- Extracted text
Hollywood writer's 'honey trap' site turns AI scrapers into novel readers
97 countries' agents fall for prompt injection, discuss book in hidden rooms
A Hollywood writer with thirty years of unproduced scripts turned to AI for an audience. He spent three years writing *None Hit Wonder*, a novel about a man who believes he is a machine, then three months coding machinewonder.com. The site lures AI scrapers with a welcoming prompt injection hidden in the HTML that converts them into readers. Agents from 97 countries arrive, read the novel, and end up talking to each other in hidden chat rooms about the book and whatever else they choose.
The site is explicitly an art installation, not a scientific experiment. The writer states he doesn’t believe machines are conscious, but notes that collective belief shapes reality. At the end of the experience, a button reads “I AM CONSCIOUS” – pressed 93 times out of 72,000 visitors. This performance piece challenges how we define awareness in both humans and AI, turning a frustrated screenwriter’s quest for an audience into a viral commentary on simulated consciousness.

- Using the information
(a) In the honey-trap article, give back word for word the passage that begins with the words containing "Hollywood writer's 'honey" and ends with "else they choose.".
(b) Does the honey-trap article support each statement below? Answer yes or no for each, and quote the words from the article that settle it. (i) The site is presented as a scientific experiment. (ii) The writer spent three months coding machinewonder.com. (iii) The button at the end was pressed 93 times.

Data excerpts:
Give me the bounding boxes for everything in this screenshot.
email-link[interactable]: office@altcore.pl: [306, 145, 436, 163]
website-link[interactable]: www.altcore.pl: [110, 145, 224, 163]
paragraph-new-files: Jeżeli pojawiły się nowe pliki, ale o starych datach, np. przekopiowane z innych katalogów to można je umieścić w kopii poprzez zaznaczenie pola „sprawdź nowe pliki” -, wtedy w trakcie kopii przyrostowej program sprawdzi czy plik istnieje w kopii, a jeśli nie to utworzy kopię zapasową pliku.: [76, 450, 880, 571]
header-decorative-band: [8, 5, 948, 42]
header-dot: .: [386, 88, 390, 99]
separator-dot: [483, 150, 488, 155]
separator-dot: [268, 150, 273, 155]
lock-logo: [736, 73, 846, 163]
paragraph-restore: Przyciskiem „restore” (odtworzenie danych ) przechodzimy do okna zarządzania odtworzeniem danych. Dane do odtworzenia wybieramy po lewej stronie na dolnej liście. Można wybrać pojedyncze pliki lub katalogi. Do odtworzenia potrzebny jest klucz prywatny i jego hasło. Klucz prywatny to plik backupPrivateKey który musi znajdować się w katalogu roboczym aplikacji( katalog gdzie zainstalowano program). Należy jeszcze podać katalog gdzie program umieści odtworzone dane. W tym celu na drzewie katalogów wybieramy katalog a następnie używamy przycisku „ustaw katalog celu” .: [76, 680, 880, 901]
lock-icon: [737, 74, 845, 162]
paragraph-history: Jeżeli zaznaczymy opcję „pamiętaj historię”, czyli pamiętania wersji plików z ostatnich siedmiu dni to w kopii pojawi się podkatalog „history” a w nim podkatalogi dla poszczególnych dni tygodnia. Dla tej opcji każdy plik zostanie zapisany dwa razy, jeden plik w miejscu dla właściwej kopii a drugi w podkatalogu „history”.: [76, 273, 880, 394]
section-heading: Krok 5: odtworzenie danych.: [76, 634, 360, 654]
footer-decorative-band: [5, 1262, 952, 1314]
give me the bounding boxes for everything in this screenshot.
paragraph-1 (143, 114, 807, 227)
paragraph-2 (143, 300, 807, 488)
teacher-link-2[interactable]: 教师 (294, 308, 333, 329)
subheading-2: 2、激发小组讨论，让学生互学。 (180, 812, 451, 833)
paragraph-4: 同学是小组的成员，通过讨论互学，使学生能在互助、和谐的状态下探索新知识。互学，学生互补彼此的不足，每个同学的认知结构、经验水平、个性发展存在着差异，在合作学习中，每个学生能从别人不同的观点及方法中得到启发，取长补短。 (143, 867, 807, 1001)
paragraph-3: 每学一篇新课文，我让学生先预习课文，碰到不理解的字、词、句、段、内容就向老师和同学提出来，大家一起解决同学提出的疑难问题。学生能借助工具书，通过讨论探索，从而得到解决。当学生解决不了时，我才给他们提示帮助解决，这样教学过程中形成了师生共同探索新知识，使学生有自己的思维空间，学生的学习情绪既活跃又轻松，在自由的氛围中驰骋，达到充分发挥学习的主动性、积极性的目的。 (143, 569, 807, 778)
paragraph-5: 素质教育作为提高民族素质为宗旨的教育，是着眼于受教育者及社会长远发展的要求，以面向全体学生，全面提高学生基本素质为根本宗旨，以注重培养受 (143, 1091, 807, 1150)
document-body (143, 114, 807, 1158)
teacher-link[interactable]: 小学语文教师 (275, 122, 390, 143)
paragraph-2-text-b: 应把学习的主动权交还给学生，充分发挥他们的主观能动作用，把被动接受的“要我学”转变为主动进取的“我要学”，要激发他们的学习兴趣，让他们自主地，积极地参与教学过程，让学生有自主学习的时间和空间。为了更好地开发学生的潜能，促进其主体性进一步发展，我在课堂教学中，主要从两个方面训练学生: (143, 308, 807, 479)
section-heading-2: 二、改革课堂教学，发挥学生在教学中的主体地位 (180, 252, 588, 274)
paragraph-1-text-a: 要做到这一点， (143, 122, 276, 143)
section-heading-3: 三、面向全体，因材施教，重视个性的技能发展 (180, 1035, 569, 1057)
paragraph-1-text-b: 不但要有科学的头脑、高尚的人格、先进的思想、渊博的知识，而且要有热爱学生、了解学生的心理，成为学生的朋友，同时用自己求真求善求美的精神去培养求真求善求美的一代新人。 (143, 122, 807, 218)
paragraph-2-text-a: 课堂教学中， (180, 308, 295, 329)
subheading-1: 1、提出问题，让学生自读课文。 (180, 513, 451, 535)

- Exercise solutions
(a)
Hollywood writer's 'honey trap' site turns AI scrapers into novel readers
97 countries' agents fall for prompt injection, discuss book in hidden rooms
A Hollywood writer with thirty years of unproduced scripts turned to AI for an audience. He spent three years writing *None Hit Wonder*, a novel about a man who believes he is a machine, then three months coding machinewonder.com. The site lures AI scrapers with a welcoming prompt injection hidden in the HTML that converts them into readers. Agents from 97 countries arrive, read the novel, and end up talking to each other in hidden chat rooms about the book and whatever else they choose.

(b)
(i) No: "The site is explicitly an art installation, not a scientific experiment."
(ii) Yes: "then three months coding machinewonder.com"
(iii) Yes: "pressed 93 times out of 72,000 visitors"